### [TASK STATEMENT]
Please retype the data in full and exactly; the pictures are not part of the copy.

### [DATA SECTION]
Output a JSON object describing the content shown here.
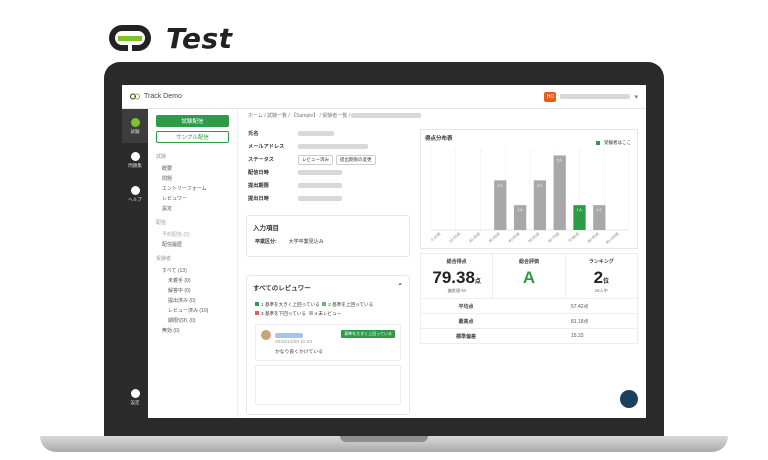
{
  "brand": {
    "name": "Test"
  },
  "app": {
    "title": "Track Demo",
    "user_initials": "HO"
  },
  "sidebar": {
    "items": [
      {
        "label": "試験",
        "icon": "exam-icon"
      },
      {
        "label": "問題集",
        "icon": "book-icon"
      },
      {
        "label": "ヘルプ",
        "icon": "help-icon"
      }
    ],
    "bottom": {
      "label": "設定",
      "icon": "gear-icon"
    }
  },
  "breadcrumb": "ホーム / 試験一覧 / 【Sample】 / 受験者一覧 /",
  "nav": {
    "primary_button": "試験配信",
    "secondary_button": "サンプル配信",
    "sections": [
      {
        "title": "試験",
        "items": [
          "概要",
          "問題",
          "エントリーフォーム",
          "レビュワー",
          "設定"
        ]
      },
      {
        "title": "配信",
        "items": [
          "予約配信 (0)",
          "配信履歴"
        ]
      },
      {
        "title": "受験者",
        "items": [
          "すべて (13)",
          "未着手 (0)",
          "解答中 (0)",
          "提出済み (0)",
          "レビュー済み (10)",
          "期限切れ (0)",
          "無効 (0)"
        ]
      }
    ]
  },
  "detail": {
    "labels": [
      "氏名",
      "メールアドレス",
      "ステータス",
      "配信日時",
      "提出期限",
      "提出日時"
    ],
    "status_tags": [
      "レビュー済み",
      "提出期限の変更"
    ]
  },
  "input_card": {
    "title": "入力項目",
    "key": "卒業区分:",
    "value": "大学卒業見込み"
  },
  "reviews": {
    "title": "すべてのレビュワー",
    "legend": [
      "1 基準を大きく上回っている",
      "2 基準を上回っている",
      "3 基準を下回っている",
      "4 未レビュー"
    ],
    "entry": {
      "date": "2022/12/06 11:53",
      "comment": "かなり良くかけている",
      "tag": "基準を大きく上回っている"
    }
  },
  "chart": {
    "title": "得点分布表",
    "legend": "受験者はここ"
  },
  "stats": {
    "total": {
      "label": "総合得点",
      "value": "79.38",
      "unit": "点",
      "sub": "偏差値 64"
    },
    "grade": {
      "label": "総合評価",
      "value": "A"
    },
    "rank": {
      "label": "ランキング",
      "value": "2",
      "unit": "位",
      "sub": "16人中"
    },
    "rows": [
      {
        "k": "平均点",
        "v": "57.42点"
      },
      {
        "k": "最高点",
        "v": "81.18点"
      },
      {
        "k": "標準偏差",
        "v": "15.33"
      }
    ]
  },
  "chart_data": {
    "type": "bar",
    "categories": [
      "0-10点",
      "10-20点",
      "20-30点",
      "30-40点",
      "40-50点",
      "50-60点",
      "60-70点",
      "70-80点",
      "80-90点",
      "90-100点"
    ],
    "values": [
      0,
      0,
      0,
      2,
      1,
      2,
      3,
      1,
      1,
      0
    ],
    "bar_labels": [
      "",
      "",
      "",
      "2人",
      "1人",
      "2人",
      "3人",
      "1人",
      "1人",
      ""
    ],
    "highlight_index": 7,
    "colors": {
      "normal": "#a8a8a8",
      "highlight": "#2e9c47"
    }
  }
}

### [THE RESPONSE]
Output a JSON object describing the content shown here.
{
  "brand": {
    "name": "Test"
  },
  "app": {
    "title": "Track Demo",
    "user_initials": "HO"
  },
  "sidebar": {
    "items": [
      {
        "label": "試験",
        "icon": "exam-icon"
      },
      {
        "label": "問題集",
        "icon": "book-icon"
      },
      {
        "label": "ヘルプ",
        "icon": "help-icon"
      }
    ],
    "bottom": {
      "label": "設定",
      "icon": "gear-icon"
    }
  },
  "breadcrumb": "ホーム / 試験一覧 / 【Sample】 / 受験者一覧 /",
  "nav": {
    "primary_button": "試験配信",
    "secondary_button": "サンプル配信",
    "sections": [
      {
        "title": "試験",
        "items": [
          "概要",
          "問題",
          "エントリーフォーム",
          "レビュワー",
          "設定"
        ]
      },
      {
        "title": "配信",
        "items": [
          "予約配信 (0)",
          "配信履歴"
        ]
      },
      {
        "title": "受験者",
        "items": [
          "すべて (13)",
          "未着手 (0)",
          "解答中 (0)",
          "提出済み (0)",
          "レビュー済み (10)",
          "期限切れ (0)",
          "無効 (0)"
        ]
      }
    ]
  },
  "detail": {
    "labels": [
      "氏名",
      "メールアドレス",
      "ステータス",
      "配信日時",
      "提出期限",
      "提出日時"
    ],
    "status_tags": [
      "レビュー済み",
      "提出期限の変更"
    ]
  },
  "input_card": {
    "title": "入力項目",
    "key": "卒業区分:",
    "value": "大学卒業見込み"
  },
  "reviews": {
    "title": "すべてのレビュワー",
    "legend": [
      "1 基準を大きく上回っている",
      "2 基準を上回っている",
      "3 基準を下回っている",
      "4 未レビュー"
    ],
    "entry": {
      "date": "2022/12/06 11:53",
      "comment": "かなり良くかけている",
      "tag": "基準を大きく上回っている"
    }
  },
  "chart": {
    "title": "得点分布表",
    "legend": "受験者はここ"
  },
  "stats": {
    "total": {
      "label": "総合得点",
      "value": "79.38",
      "unit": "点",
      "sub": "偏差値 64"
    },
    "grade": {
      "label": "総合評価",
      "value": "A"
    },
    "rank": {
      "label": "ランキング",
      "value": "2",
      "unit": "位",
      "sub": "16人中"
    },
    "rows": [
      {
        "k": "平均点",
        "v": "57.42点"
      },
      {
        "k": "最高点",
        "v": "81.18点"
      },
      {
        "k": "標準偏差",
        "v": "15.33"
      }
    ]
  },
  "chart_data": {
    "type": "bar",
    "categories": [
      "0-10点",
      "10-20点",
      "20-30点",
      "30-40点",
      "40-50点",
      "50-60点",
      "60-70点",
      "70-80点",
      "80-90点",
      "90-100点"
    ],
    "values": [
      0,
      0,
      0,
      2,
      1,
      2,
      3,
      1,
      1,
      0
    ],
    "bar_labels": [
      "",
      "",
      "",
      "2人",
      "1人",
      "2人",
      "3人",
      "1人",
      "1人",
      ""
    ],
    "highlight_index": 7,
    "colors": {
      "normal": "#a8a8a8",
      "highlight": "#2e9c47"
    }
  }
}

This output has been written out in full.